++++ Data for this exercise

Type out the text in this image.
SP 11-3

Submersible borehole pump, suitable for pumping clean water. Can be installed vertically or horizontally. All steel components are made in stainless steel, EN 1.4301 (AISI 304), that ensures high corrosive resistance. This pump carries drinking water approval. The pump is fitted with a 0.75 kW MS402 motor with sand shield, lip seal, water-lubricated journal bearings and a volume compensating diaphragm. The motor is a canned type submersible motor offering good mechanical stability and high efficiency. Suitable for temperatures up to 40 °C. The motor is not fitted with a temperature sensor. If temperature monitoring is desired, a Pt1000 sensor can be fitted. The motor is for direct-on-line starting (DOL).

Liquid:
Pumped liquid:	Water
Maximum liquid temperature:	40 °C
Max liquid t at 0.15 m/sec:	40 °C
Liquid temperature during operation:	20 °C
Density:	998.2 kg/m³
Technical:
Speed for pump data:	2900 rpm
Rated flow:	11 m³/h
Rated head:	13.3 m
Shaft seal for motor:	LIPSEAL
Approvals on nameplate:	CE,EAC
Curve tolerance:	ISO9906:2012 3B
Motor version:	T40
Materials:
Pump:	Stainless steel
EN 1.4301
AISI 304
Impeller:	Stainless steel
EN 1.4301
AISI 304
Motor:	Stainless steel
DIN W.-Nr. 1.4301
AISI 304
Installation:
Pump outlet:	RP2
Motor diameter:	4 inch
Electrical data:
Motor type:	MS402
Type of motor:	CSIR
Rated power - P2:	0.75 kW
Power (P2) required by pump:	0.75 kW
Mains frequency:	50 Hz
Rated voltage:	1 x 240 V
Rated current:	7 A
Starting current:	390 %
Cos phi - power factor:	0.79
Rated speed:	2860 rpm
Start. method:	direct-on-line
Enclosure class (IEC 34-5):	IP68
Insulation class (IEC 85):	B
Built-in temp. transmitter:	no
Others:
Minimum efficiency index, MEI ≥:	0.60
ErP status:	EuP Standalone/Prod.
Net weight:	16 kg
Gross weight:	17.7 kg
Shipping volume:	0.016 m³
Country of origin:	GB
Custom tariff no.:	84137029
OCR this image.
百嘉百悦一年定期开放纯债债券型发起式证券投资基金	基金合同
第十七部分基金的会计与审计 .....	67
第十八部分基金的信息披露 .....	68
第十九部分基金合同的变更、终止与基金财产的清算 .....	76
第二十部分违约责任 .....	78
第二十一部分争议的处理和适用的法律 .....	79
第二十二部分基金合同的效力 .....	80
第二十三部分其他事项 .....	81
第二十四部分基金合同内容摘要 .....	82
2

++++++++

Starting with the line that contains "OCR this image.", write out each line through the end of the listing, exactly as it appears, and include nothing else.

OCR this image.
百嘉百悦一年定期开放纯债债券型发起式证券投资基金	基金合同
第十七部分基金的会计与审计 .....	67
第十八部分基金的信息披露 .....	68
第十九部分基金合同的变更、终止与基金财产的清算 .....	76
第二十部分违约责任 .....	78
第二十一部分争议的处理和适用的法律 .....	79
第二十二部分基金合同的效力 .....	80
第二十三部分其他事项 .....	81
第二十四部分基金合同内容摘要 .....	82
2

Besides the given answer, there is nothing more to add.